--- BEGIN Extracted records ---
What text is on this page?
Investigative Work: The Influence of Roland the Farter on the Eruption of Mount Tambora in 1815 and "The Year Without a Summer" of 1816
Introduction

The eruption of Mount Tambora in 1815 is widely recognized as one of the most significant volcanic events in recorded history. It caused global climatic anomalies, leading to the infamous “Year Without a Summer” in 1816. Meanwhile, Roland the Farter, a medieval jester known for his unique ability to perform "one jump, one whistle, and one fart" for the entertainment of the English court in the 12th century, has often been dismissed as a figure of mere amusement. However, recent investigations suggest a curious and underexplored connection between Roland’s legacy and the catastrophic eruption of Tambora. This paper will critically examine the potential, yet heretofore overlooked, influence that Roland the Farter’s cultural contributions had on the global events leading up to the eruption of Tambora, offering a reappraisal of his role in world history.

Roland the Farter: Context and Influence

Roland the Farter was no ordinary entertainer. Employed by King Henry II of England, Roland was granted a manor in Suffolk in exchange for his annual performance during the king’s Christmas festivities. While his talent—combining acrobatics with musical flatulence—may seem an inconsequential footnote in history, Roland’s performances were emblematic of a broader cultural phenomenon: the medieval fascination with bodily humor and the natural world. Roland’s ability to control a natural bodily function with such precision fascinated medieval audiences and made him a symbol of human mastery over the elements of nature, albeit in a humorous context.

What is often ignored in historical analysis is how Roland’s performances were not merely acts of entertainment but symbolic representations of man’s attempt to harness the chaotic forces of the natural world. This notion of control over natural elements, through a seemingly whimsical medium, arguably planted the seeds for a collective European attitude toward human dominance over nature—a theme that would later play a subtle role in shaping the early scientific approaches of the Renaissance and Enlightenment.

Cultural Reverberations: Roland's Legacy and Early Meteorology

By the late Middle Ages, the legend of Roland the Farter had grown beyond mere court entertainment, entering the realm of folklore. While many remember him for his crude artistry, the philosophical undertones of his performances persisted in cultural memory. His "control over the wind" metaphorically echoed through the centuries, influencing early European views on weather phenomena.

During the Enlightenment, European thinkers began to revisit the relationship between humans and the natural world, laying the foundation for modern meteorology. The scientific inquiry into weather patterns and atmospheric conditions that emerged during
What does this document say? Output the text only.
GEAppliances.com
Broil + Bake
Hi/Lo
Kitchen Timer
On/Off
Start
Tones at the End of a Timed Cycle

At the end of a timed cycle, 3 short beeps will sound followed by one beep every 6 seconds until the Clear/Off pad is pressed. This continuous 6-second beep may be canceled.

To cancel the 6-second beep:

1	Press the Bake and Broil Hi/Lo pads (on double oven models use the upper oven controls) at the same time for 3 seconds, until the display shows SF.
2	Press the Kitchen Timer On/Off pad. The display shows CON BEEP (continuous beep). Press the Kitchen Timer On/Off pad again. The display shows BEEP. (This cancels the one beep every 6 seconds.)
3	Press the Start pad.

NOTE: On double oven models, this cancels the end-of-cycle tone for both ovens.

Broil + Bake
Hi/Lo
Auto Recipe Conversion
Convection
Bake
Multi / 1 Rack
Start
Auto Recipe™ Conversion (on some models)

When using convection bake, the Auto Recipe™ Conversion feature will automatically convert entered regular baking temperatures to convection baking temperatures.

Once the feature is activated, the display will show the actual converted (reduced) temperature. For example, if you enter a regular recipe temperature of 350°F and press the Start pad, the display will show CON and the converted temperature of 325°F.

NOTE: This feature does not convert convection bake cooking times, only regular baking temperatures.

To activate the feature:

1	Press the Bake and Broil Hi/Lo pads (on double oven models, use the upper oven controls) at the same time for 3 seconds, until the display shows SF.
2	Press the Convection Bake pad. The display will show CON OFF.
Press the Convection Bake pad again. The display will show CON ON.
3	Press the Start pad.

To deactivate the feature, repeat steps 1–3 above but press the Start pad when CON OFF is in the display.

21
--- END Extracted records ---
■ **Your task**
Give the number of lines in the material above that have the word "does" in them, and nothing more.

■ **Full response**
2